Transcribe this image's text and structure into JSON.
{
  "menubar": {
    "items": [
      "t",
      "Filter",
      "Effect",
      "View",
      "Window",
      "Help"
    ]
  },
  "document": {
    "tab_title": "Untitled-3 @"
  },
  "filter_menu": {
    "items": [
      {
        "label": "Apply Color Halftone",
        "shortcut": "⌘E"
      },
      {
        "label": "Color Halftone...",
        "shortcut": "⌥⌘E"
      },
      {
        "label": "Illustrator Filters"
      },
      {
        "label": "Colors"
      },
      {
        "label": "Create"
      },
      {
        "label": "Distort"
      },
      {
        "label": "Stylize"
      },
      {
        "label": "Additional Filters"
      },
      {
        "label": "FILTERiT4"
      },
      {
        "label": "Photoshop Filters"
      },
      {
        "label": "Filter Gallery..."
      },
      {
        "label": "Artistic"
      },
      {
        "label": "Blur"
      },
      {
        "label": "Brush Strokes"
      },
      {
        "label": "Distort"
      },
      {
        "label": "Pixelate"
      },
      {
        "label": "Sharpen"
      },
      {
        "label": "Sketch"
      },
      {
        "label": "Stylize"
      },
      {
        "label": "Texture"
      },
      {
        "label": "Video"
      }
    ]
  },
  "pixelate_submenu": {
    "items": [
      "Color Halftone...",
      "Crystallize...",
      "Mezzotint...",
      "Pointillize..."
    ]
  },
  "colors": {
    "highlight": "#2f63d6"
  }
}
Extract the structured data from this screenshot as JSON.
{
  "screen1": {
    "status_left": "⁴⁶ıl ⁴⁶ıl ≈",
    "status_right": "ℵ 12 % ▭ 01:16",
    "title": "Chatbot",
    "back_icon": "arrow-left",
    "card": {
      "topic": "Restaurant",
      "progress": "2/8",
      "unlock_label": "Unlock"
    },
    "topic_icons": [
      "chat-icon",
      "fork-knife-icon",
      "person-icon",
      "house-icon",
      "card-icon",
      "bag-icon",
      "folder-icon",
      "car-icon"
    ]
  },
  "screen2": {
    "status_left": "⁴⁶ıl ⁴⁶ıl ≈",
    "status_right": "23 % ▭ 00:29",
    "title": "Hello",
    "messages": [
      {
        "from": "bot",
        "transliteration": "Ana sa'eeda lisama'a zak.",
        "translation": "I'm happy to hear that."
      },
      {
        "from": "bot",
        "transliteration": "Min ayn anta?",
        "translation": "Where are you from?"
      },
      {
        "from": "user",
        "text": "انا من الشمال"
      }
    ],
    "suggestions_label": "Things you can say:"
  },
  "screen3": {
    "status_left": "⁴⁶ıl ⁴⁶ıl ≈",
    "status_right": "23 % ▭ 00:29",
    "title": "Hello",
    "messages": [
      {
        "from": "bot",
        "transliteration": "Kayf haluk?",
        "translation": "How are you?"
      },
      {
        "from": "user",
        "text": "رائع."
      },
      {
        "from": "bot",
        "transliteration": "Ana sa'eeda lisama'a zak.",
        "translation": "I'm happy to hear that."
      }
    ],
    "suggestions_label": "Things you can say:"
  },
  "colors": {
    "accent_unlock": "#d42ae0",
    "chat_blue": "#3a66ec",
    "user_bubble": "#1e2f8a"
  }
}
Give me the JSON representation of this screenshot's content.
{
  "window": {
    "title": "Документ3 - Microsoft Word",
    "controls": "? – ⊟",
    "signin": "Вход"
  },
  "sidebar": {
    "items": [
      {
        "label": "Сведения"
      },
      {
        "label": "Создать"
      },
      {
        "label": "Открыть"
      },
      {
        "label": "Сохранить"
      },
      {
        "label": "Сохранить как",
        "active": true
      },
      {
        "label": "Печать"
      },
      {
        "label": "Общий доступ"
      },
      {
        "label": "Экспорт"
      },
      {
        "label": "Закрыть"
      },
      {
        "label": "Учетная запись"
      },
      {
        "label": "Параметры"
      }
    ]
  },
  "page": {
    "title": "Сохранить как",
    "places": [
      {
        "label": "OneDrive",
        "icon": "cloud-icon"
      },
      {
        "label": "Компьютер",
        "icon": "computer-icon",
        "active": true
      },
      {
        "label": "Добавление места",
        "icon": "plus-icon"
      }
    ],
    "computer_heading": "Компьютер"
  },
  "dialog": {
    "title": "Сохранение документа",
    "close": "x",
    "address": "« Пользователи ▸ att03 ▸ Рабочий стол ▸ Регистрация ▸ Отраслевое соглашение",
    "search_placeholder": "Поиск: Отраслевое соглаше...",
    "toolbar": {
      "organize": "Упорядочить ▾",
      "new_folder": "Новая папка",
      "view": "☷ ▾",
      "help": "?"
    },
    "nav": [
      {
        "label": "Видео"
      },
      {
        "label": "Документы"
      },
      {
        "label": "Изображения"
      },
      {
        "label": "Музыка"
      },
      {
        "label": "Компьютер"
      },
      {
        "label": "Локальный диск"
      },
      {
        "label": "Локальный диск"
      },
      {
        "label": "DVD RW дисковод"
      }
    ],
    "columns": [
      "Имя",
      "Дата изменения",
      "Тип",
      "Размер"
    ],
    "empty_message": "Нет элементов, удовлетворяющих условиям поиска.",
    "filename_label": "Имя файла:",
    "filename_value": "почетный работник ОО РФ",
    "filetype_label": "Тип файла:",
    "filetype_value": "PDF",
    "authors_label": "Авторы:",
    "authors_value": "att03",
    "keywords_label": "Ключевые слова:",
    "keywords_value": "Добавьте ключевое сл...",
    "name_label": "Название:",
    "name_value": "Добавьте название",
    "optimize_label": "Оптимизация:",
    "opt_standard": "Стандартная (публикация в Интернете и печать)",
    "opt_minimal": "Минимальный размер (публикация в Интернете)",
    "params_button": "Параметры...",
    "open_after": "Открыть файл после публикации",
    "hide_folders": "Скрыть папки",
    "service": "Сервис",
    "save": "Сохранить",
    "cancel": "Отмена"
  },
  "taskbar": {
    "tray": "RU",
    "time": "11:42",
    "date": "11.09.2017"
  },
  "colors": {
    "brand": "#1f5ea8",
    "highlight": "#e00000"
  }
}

### WHAT IS ASKED
Quote the material exactly, leaving nothing out.

### ANSWER TO THE EXERCISE
Transcribe this image's text and structure into JSON.
{
  "menubar": {
    "items": [
      "t",
      "Filter",
      "Effect",
      "View",
      "Window",
      "Help"
    ]
  },
  "document": {
    "tab_title": "Untitled-3 @"
  },
  "filter_menu": {
    "items": [
      {
        "label": "Apply Color Halftone",
        "shortcut": "⌘E"
      },
      {
        "label": "Color Halftone...",
        "shortcut": "⌥⌘E"
      },
      {
        "label": "Illustrator Filters"
      },
      {
        "label": "Colors"
      },
      {
        "label": "Create"
      },
      {
        "label": "Distort"
      },
      {
        "label": "Stylize"
      },
      {
        "label": "Additional Filters"
      },
      {
        "label": "FILTERiT4"
      },
      {
        "label": "Photoshop Filters"
      },
      {
        "label": "Filter Gallery..."
      },
      {
        "label": "Artistic"
      },
      {
        "label": "Blur"
      },
      {
        "label": "Brush Strokes"
      },
      {
        "label": "Distort"
      },
      {
        "label": "Pixelate"
      },
      {
        "label": "Sharpen"
      },
      {
        "label": "Sketch"
      },
      {
        "label": "Stylize"
      },
      {
        "label": "Texture"
      },
      {
        "label": "Video"
      }
    ]
  },
  "pixelate_submenu": {
    "items": [
      "Color Halftone...",
      "Crystallize...",
      "Mezzotint...",
      "Pointillize..."
    ]
  },
  "colors": {
    "highlight": "#2f63d6"
  }
}
Extract the structured data from this screenshot as JSON.
{
  "screen1": {
    "status_left": "⁴⁶ıl ⁴⁶ıl ≈",
    "status_right": "ℵ 12 % ▭ 01:16",
    "title": "Chatbot",
    "back_icon": "arrow-left",
    "card": {
      "topic": "Restaurant",
      "progress": "2/8",
      "unlock_label": "Unlock"
    },
    "topic_icons": [
      "chat-icon",
      "fork-knife-icon",
      "person-icon",
      "house-icon",
      "card-icon",
      "bag-icon",
      "folder-icon",
      "car-icon"
    ]
  },
  "screen2": {
    "status_left": "⁴⁶ıl ⁴⁶ıl ≈",
    "status_right": "23 % ▭ 00:29",
    "title": "Hello",
    "messages": [
      {
        "from": "bot",
        "transliteration": "Ana sa'eeda lisama'a zak.",
        "translation": "I'm happy to hear that."
      },
      {
        "from": "bot",
        "transliteration": "Min ayn anta?",
        "translation": "Where are you from?"
      },
      {
        "from": "user",
        "text": "انا من الشمال"
      }
    ],
    "suggestions_label": "Things you can say:"
  },
  "screen3": {
    "status_left": "⁴⁶ıl ⁴⁶ıl ≈",
    "status_right": "23 % ▭ 00:29",
    "title": "Hello",
    "messages": [
      {
        "from": "bot",
        "transliteration": "Kayf haluk?",
        "translation": "How are you?"
      },
      {
        "from": "user",
        "text": "رائع."
      },
      {
        "from": "bot",
        "transliteration": "Ana sa'eeda lisama'a zak.",
        "translation": "I'm happy to hear that."
      }
    ],
    "suggestions_label": "Things you can say:"
  },
  "colors": {
    "accent_unlock": "#d42ae0",
    "chat_blue": "#3a66ec",
    "user_bubble": "#1e2f8a"
  }
}
Give me the JSON representation of this screenshot's content.
{
  "window": {
    "title": "Документ3 - Microsoft Word",
    "controls": "? – ⊟",
    "signin": "Вход"
  },
  "sidebar": {
    "items": [
      {
        "label": "Сведения"
      },
      {
        "label": "Создать"
      },
      {
        "label": "Открыть"
      },
      {
        "label": "Сохранить"
      },
      {
        "label": "Сохранить как",
        "active": true
      },
      {
        "label": "Печать"
      },
      {
        "label": "Общий доступ"
      },
      {
        "label": "Экспорт"
      },
      {
        "label": "Закрыть"
      },
      {
        "label": "Учетная запись"
      },
      {
        "label": "Параметры"
      }
    ]
  },
  "page": {
    "title": "Сохранить как",
    "places": [
      {
        "label": "OneDrive",
        "icon": "cloud-icon"
      },
      {
        "label": "Компьютер",
        "icon": "computer-icon",
        "active": true
      },
      {
        "label": "Добавление места",
        "icon": "plus-icon"
      }
    ],
    "computer_heading": "Компьютер"
  },
  "dialog": {
    "title": "Сохранение документа",
    "close": "x",
    "address": "« Пользователи ▸ att03 ▸ Рабочий стол ▸ Регистрация ▸ Отраслевое соглашение",
    "search_placeholder": "Поиск: Отраслевое соглаше...",
    "toolbar": {
      "organize": "Упорядочить ▾",
      "new_folder": "Новая папка",
      "view": "☷ ▾",
      "help": "?"
    },
    "nav": [
      {
        "label": "Видео"
      },
      {
        "label": "Документы"
      },
      {
        "label": "Изображения"
      },
      {
        "label": "Музыка"
      },
      {
        "label": "Компьютер"
      },
      {
        "label": "Локальный диск"
      },
      {
        "label": "Локальный диск"
      },
      {
        "label": "DVD RW дисковод"
      }
    ],
    "columns": [
      "Имя",
      "Дата изменения",
      "Тип",
      "Размер"
    ],
    "empty_message": "Нет элементов, удовлетворяющих условиям поиска.",
    "filename_label": "Имя файла:",
    "filename_value": "почетный работник ОО РФ",
    "filetype_label": "Тип файла:",
    "filetype_value": "PDF",
    "authors_label": "Авторы:",
    "authors_value": "att03",
    "keywords_label": "Ключевые слова:",
    "keywords_value": "Добавьте ключевое сл...",
    "name_label": "Название:",
    "name_value": "Добавьте название",
    "optimize_label": "Оптимизация:",
    "opt_standard": "Стандартная (публикация в Интернете и печать)",
    "opt_minimal": "Минимальный размер (публикация в Интернете)",
    "params_button": "Параметры...",
    "open_after": "Открыть файл после публикации",
    "hide_folders": "Скрыть папки",
    "service": "Сервис",
    "save": "Сохранить",
    "cancel": "Отмена"
  },
  "taskbar": {
    "tray": "RU",
    "time": "11:42",
    "date": "11.09.2017"
  },
  "colors": {
    "brand": "#1f5ea8",
    "highlight": "#e00000"
  }
}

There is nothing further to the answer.